## TO BE DONE:
Omit the pictures and output every entry below exactly as written.

## DATA FOR THIS EXERCISE:
====
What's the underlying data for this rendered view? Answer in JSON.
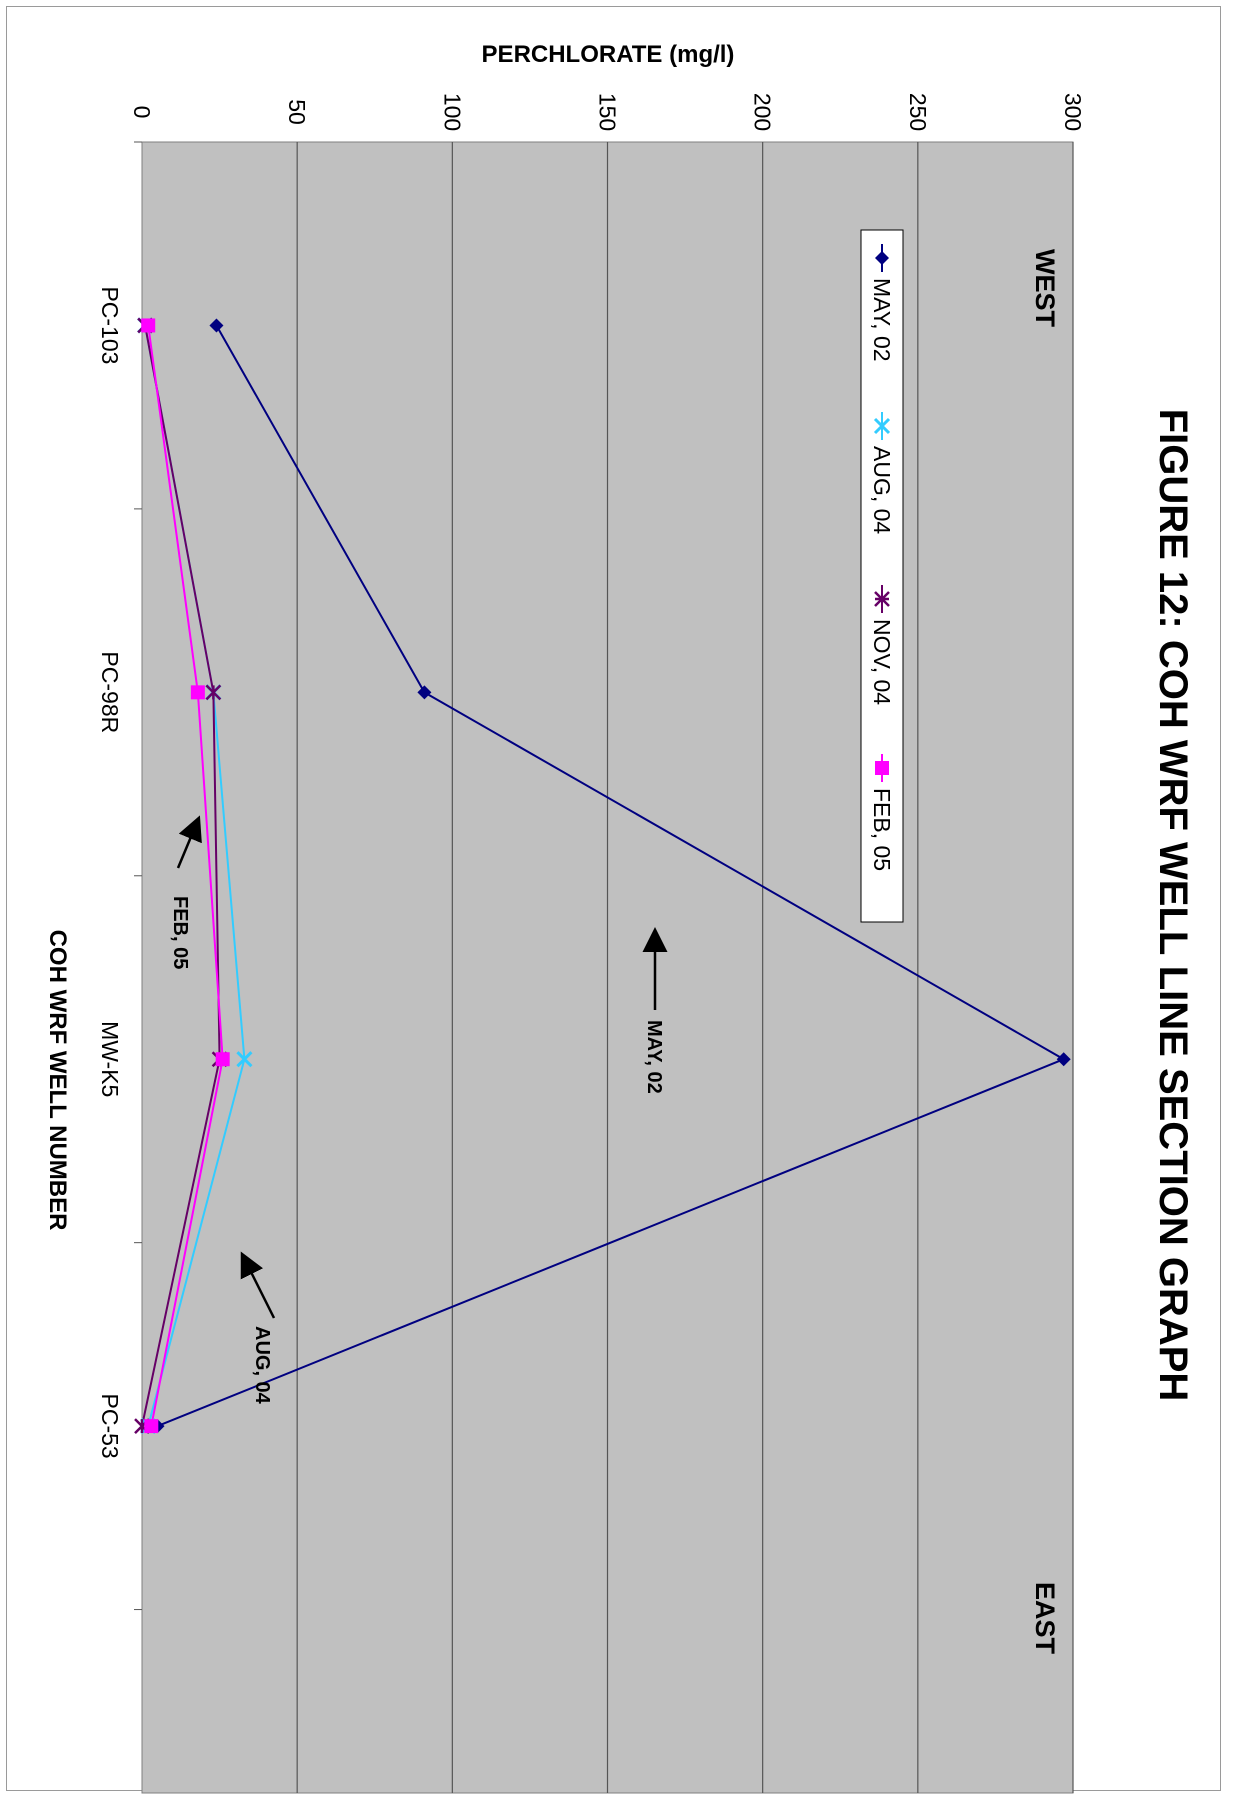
{
  "chart_data": {
    "type": "line",
    "orientation": "rotated-90-clockwise",
    "title": "FIGURE 12: COH WRF WELL LINE SECTION GRAPH",
    "xlabel": "COH WRF WELL NUMBER",
    "ylabel": "PERCHLORATE (mg/l)",
    "ylim": [
      0,
      300
    ],
    "yticks": [
      0,
      50,
      100,
      150,
      200,
      250,
      300
    ],
    "grid": true,
    "legend_position": "top-left",
    "categories": [
      "PC-103",
      "PC-98R",
      "MW-K5",
      "PC-53"
    ],
    "side_labels": {
      "start": "WEST",
      "end": "EAST"
    },
    "series": [
      {
        "name": "MAY, 02",
        "values": [
          24,
          91,
          297,
          5
        ],
        "color": "#000080",
        "marker": "diamond"
      },
      {
        "name": "AUG, 04",
        "values": [
          1,
          23,
          33,
          2
        ],
        "color": "#33ccff",
        "marker": "x"
      },
      {
        "name": "NOV, 04",
        "values": [
          1,
          23,
          25,
          0
        ],
        "color": "#660066",
        "marker": "star"
      },
      {
        "name": "FEB, 05",
        "values": [
          2,
          18,
          26,
          3
        ],
        "color": "#ff00ff",
        "marker": "square"
      }
    ],
    "annotations": [
      {
        "text": "MAY, 02",
        "series": "MAY, 02"
      },
      {
        "text": "FEB, 05",
        "series": "FEB, 05"
      },
      {
        "text": "AUG, 04",
        "series": "AUG, 04"
      }
    ],
    "plot_background": "#c0c0c0"
  }
}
====
## FULL ANSWER:
What's the underlying data for this rendered view? Answer in JSON.
{
  "chart_data": {
    "type": "line",
    "orientation": "rotated-90-clockwise",
    "title": "FIGURE 12: COH WRF WELL LINE SECTION GRAPH",
    "xlabel": "COH WRF WELL NUMBER",
    "ylabel": "PERCHLORATE (mg/l)",
    "ylim": [
      0,
      300
    ],
    "yticks": [
      0,
      50,
      100,
      150,
      200,
      250,
      300
    ],
    "grid": true,
    "legend_position": "top-left",
    "categories": [
      "PC-103",
      "PC-98R",
      "MW-K5",
      "PC-53"
    ],
    "side_labels": {
      "start": "WEST",
      "end": "EAST"
    },
    "series": [
      {
        "name": "MAY, 02",
        "values": [
          24,
          91,
          297,
          5
        ],
        "color": "#000080",
        "marker": "diamond"
      },
      {
        "name": "AUG, 04",
        "values": [
          1,
          23,
          33,
          2
        ],
        "color": "#33ccff",
        "marker": "x"
      },
      {
        "name": "NOV, 04",
        "values": [
          1,
          23,
          25,
          0
        ],
        "color": "#660066",
        "marker": "star"
      },
      {
        "name": "FEB, 05",
        "values": [
          2,
          18,
          26,
          3
        ],
        "color": "#ff00ff",
        "marker": "square"
      }
    ],
    "annotations": [
      {
        "text": "MAY, 02",
        "series": "MAY, 02"
      },
      {
        "text": "FEB, 05",
        "series": "FEB, 05"
      },
      {
        "text": "AUG, 04",
        "series": "AUG, 04"
      }
    ],
    "plot_background": "#c0c0c0"
  }
}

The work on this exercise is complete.